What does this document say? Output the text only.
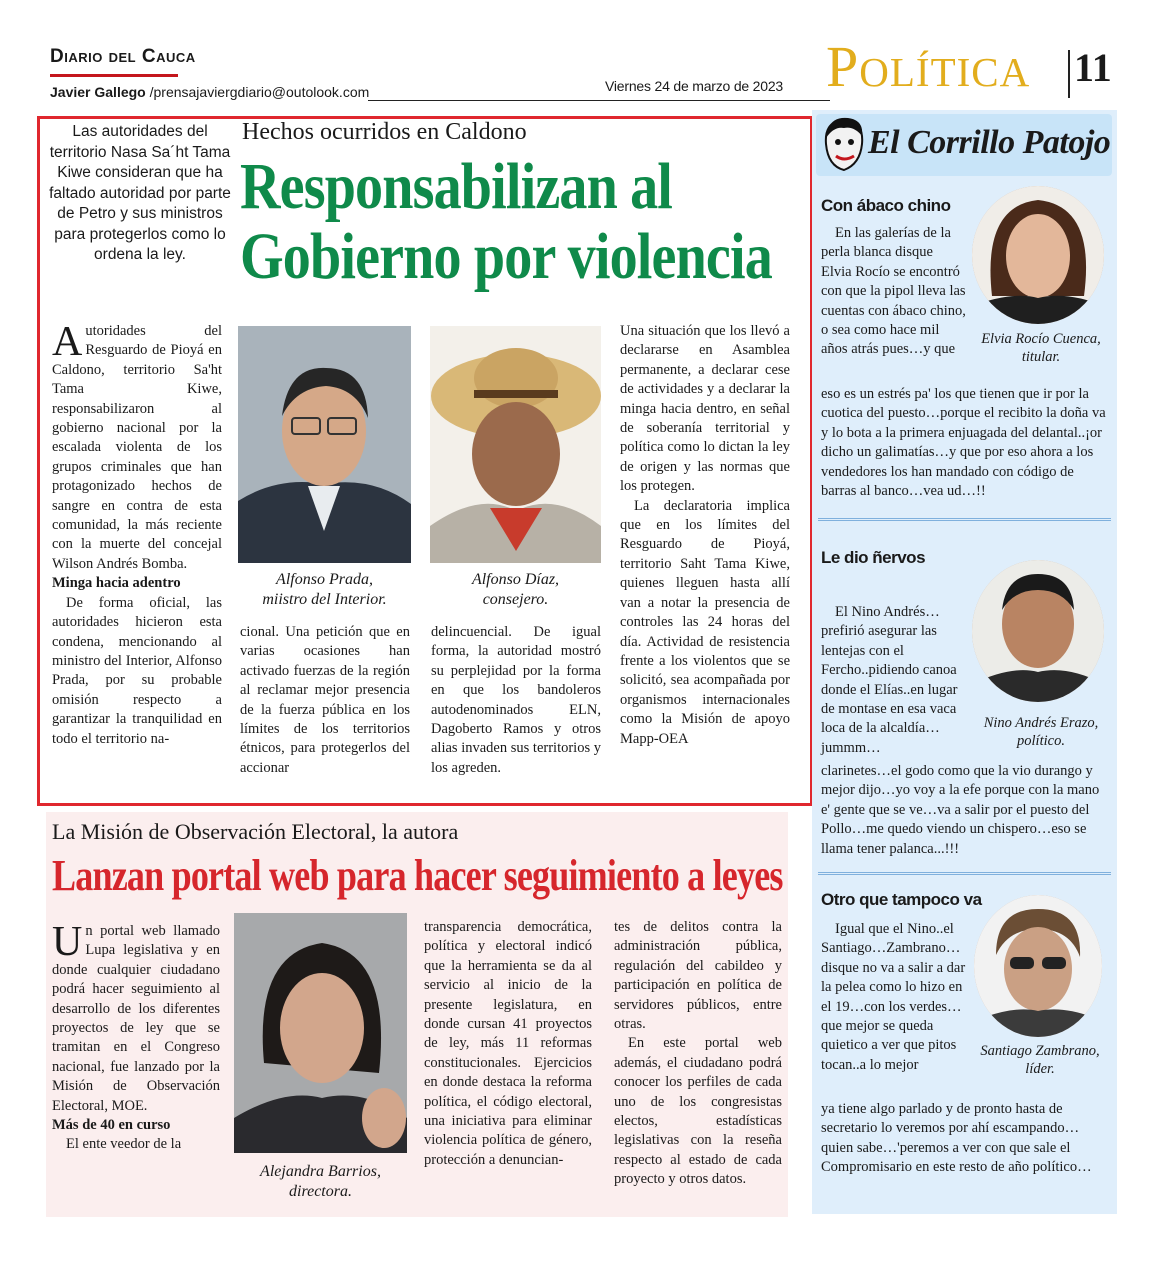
Diario del Cauca
Javier Gallego /prensajaviergdiario@outolook.com	Viernes 24 de marzo de 2023 Política 11
Las autoridades del territorio Nasa Sa´ht Tama Kiwe consideran que ha faltado autoridad por parte de Petro y sus ministros para protegerlos como lo ordena la ley.
Hechos ocurridos en Caldono
Responsabilizan al
Gobierno por violencia

Autoridades del Resguardo de Pioyá en Caldono, territorio Sa'ht Tama Kiwe, responsabilizaron al gobierno nacional por la escalada violenta de los grupos criminales que han protagonizado hechos de sangre en contra de esta comunidad, la más reciente con la muerte del concejal Wilson Andrés Bomba.

Minga hacia adentro

De forma oficial, las autoridades hicieron esta condena, mencionando al ministro del Interior, Alfonso Prada, por su probable omisión respecto a garantizar la tranquilidad en todo el territorio na-

Alfonso Prada,
miistro del Interior.
Alfonso Díaz,
consejero.
cional. Una petición que en varias ocasiones han activado fuerzas de la región al reclamar mejor presencia de la fuerza pública en los límites de los territorios étnicos, para protegerlos del accionar
delincuencial. De igual forma, la autoridad mostró su perplejidad por la forma en que los bandoleros autodenominados ELN, Dagoberto Ramos y otros alias invaden sus territorios y los agreden.

Una situación que los llevó a declararse en Asamblea permanente, a declarar cese de actividades y a declarar la minga hacia dentro, en señal de soberanía territorial y política como lo dictan la ley de origen y las normas que los protegen.

La declaratoria implica que en los límites del Resguardo de Pioyá, territorio Saht Tama Kiwe, quienes lleguen hasta allí van a notar la presencia de controles las 24 horas del día. Actividad de resistencia frente a los violentos que se solicitó, sea acompañada por organismos internacionales como la Misión de apoyo Mapp-OEA

La Misión de Observación Electoral, la autora
Lanzan portal web para hacer seguimiento a leyes

Un portal web llamado Lupa legislativa y en donde cualquier ciudadano podrá hacer seguimiento al desarrollo de los diferentes proyectos de ley que se tramitan en el Congreso nacional, fue lanzado por la Misión de Observación Electoral, MOE.

Más de 40 en curso

El ente veedor de la

Alejandra Barrios,
directora.
transparencia democrática, política y electoral indicó que la herramienta se da al servicio al inicio de la presente legislatura, en donde cursan 41 proyectos de ley, más 11 reformas constitucionales. Ejercicios en donde destaca la reforma política, el código electoral, una iniciativa para eliminar violencia política de género, protección a denuncian-

tes de delitos contra la administración pública, regulación del cabildeo y participación en política de servidores públicos, entre otras.

En este portal web además, el ciudadano podrá conocer los perfiles de cada uno de los congresistas electos, estadísticas legislativas con la reseña respecto al estado de cada proyecto y otros datos.

El Corrillo Patojo
Con ábaco chino
En las galerías de la perla blanca disque Elvia Rocío se encontró con que la pipol lleva las cuentas con ábaco chino, o sea como hace mil años atrás pues…y que
Elvia Rocío Cuenca,
titular.
eso es un estrés pa' los que tienen que ir por la cuotica del puesto…porque el recibito la doña va y lo bota a la primera enjuagada del delantal..¡or dicho un galimatías…y que por eso ahora a los vendedores los han mandado con código de barras al banco…vea ud…!!
Le dio ñervos
El Nino Andrés…prefirió asegurar las lentejas con el Fercho..pidiendo canoa donde el Elías..en lugar de montase en esa vaca loca de la alcaldía…jummm…
Nino Andrés Erazo,
político.
clarinetes…el godo como que la vio durango y mejor dijo…yo voy a la efe porque con la mano e' gente que se ve…va a salir por el puesto del Pollo…me quedo viendo un chispero…eso se llama tener palanca...!!!
Otro que tampoco va
Igual que el Nino..el Santiago…Zambrano…disque no va a salir a dar la pelea como lo hizo en el 19…con los verdes…que mejor se queda quietico a ver que pitos tocan..a lo mejor
Santiago Zambrano,
líder.
ya tiene algo parlado y de pronto hasta de secretario lo veremos por ahí escampando…quien sabe…'peremos a ver con que sale el Compromisario en este resto de año político…
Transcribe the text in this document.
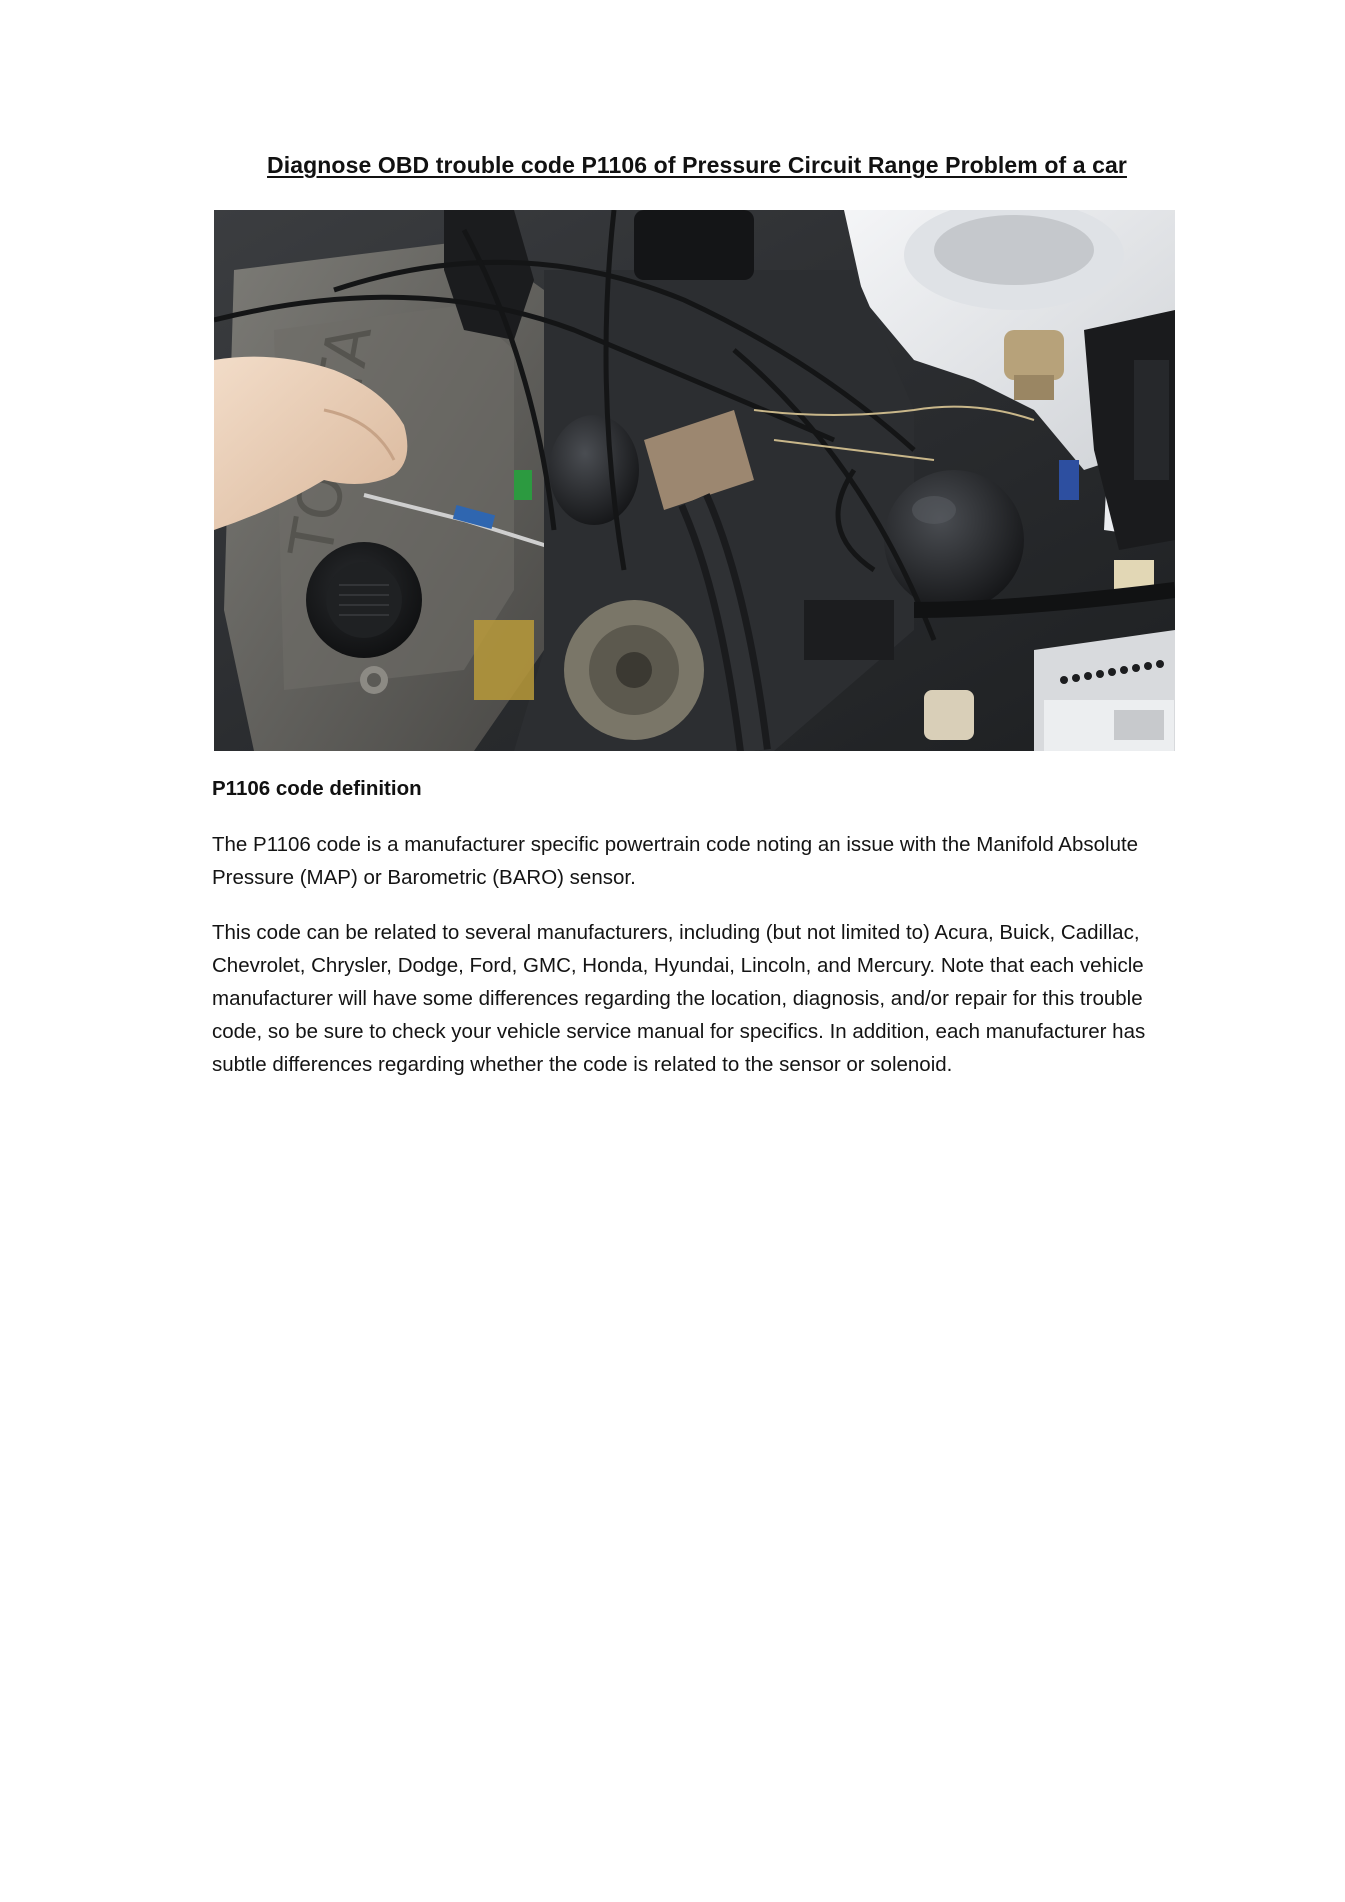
Diagnose OBD trouble code P1106 of Pressure Circuit Range Problem of a car
P1106 code definition

The P1106 code is a manufacturer specific powertrain code noting an issue with the Manifold Absolute Pressure (MAP) or Barometric (BARO) sensor.

This code can be related to several manufacturers, including (but not limited to) Acura, Buick, Cadillac, Chevrolet, Chrysler, Dodge, Ford, GMC, Honda, Hyundai, Lincoln, and Mercury. Note that each vehicle manufacturer will have some differences regarding the location, diagnosis, and/or repair for this trouble code, so be sure to check your vehicle service manual for specifics. In addition, each manufacturer has subtle differences regarding whether the code is related to the sensor or solenoid.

= = = =

Pictures are to be left out; the records above must be repeated word for word.

COMPLETE OUTPUT:
What does this document say? Output the text only.
Diario del Cauca
Javier Gallego /prensajaviergdiario@outolook.com	Viernes 24 de marzo de 2023 Política 11
Las autoridades del territorio Nasa Sa´ht Tama Kiwe consideran que ha faltado autoridad por parte de Petro y sus ministros para protegerlos como lo ordena la ley.
Hechos ocurridos en Caldono
Responsabilizan al
Gobierno por violencia

Autoridades del Resguardo de Pioyá en Caldono, territorio Sa'ht Tama Kiwe, responsabilizaron al gobierno nacional por la escalada violenta de los grupos criminales que han protagonizado hechos de sangre en contra de esta comunidad, la más reciente con la muerte del concejal Wilson Andrés Bomba.

Minga hacia adentro

De forma oficial, las autoridades hicieron esta condena, mencionando al ministro del Interior, Alfonso Prada, por su probable omisión respecto a garantizar la tranquilidad en todo el territorio na-

Alfonso Prada,
miistro del Interior.
Alfonso Díaz,
consejero.
cional. Una petición que en varias ocasiones han activado fuerzas de la región al reclamar mejor presencia de la fuerza pública en los límites de los territorios étnicos, para protegerlos del accionar
delincuencial. De igual forma, la autoridad mostró su perplejidad por la forma en que los bandoleros autodenominados ELN, Dagoberto Ramos y otros alias invaden sus territorios y los agreden.

Una situación que los llevó a declararse en Asamblea permanente, a declarar cese de actividades y a declarar la minga hacia dentro, en señal de soberanía territorial y política como lo dictan la ley de origen y las normas que los protegen.

La declaratoria implica que en los límites del Resguardo de Pioyá, territorio Saht Tama Kiwe, quienes lleguen hasta allí van a notar la presencia de controles las 24 horas del día. Actividad de resistencia frente a los violentos que se solicitó, sea acompañada por organismos internacionales como la Misión de apoyo Mapp-OEA

La Misión de Observación Electoral, la autora
Lanzan portal web para hacer seguimiento a leyes

Un portal web llamado Lupa legislativa y en donde cualquier ciudadano podrá hacer seguimiento al desarrollo de los diferentes proyectos de ley que se tramitan en el Congreso nacional, fue lanzado por la Misión de Observación Electoral, MOE.

Más de 40 en curso

El ente veedor de la

Alejandra Barrios,
directora.
transparencia democrática, política y electoral indicó que la herramienta se da al servicio al inicio de la presente legislatura, en donde cursan 41 proyectos de ley, más 11 reformas constitucionales. Ejercicios en donde destaca la reforma política, el código electoral, una iniciativa para eliminar violencia política de género, protección a denuncian-

tes de delitos contra la administración pública, regulación del cabildeo y participación en política de servidores públicos, entre otras.

En este portal web además, el ciudadano podrá conocer los perfiles de cada uno de los congresistas electos, estadísticas legislativas con la reseña respecto al estado de cada proyecto y otros datos.

El Corrillo Patojo
Con ábaco chino
En las galerías de la perla blanca disque Elvia Rocío se encontró con que la pipol lleva las cuentas con ábaco chino, o sea como hace mil años atrás pues…y que
Elvia Rocío Cuenca,
titular.
eso es un estrés pa' los que tienen que ir por la cuotica del puesto…porque el recibito la doña va y lo bota a la primera enjuagada del delantal..¡or dicho un galimatías…y que por eso ahora a los vendedores los han mandado con código de barras al banco…vea ud…!!
Le dio ñervos
El Nino Andrés…prefirió asegurar las lentejas con el Fercho..pidiendo canoa donde el Elías..en lugar de montase en esa vaca loca de la alcaldía…jummm…
Nino Andrés Erazo,
político.
clarinetes…el godo como que la vio durango y mejor dijo…yo voy a la efe porque con la mano e' gente que se ve…va a salir por el puesto del Pollo…me quedo viendo un chispero…eso se llama tener palanca...!!!
Otro que tampoco va
Igual que el Nino..el Santiago…Zambrano…disque no va a salir a dar la pelea como lo hizo en el 19…con los verdes…que mejor se queda quietico a ver que pitos tocan..a lo mejor
Santiago Zambrano,
líder.
ya tiene algo parlado y de pronto hasta de secretario lo veremos por ahí escampando…quien sabe…'peremos a ver con que sale el Compromisario en este resto de año político…
Transcribe the text in this document.
Diagnose OBD trouble code P1106 of Pressure Circuit Range Problem of a car
P1106 code definition

The P1106 code is a manufacturer specific powertrain code noting an issue with the Manifold Absolute Pressure (MAP) or Barometric (BARO) sensor.

This code can be related to several manufacturers, including (but not limited to) Acura, Buick, Cadillac, Chevrolet, Chrysler, Dodge, Ford, GMC, Honda, Hyundai, Lincoln, and Mercury. Note that each vehicle manufacturer will have some differences regarding the location, diagnosis, and/or repair for this trouble code, so be sure to check your vehicle service manual for specifics. In addition, each manufacturer has subtle differences regarding whether the code is related to the sensor or solenoid.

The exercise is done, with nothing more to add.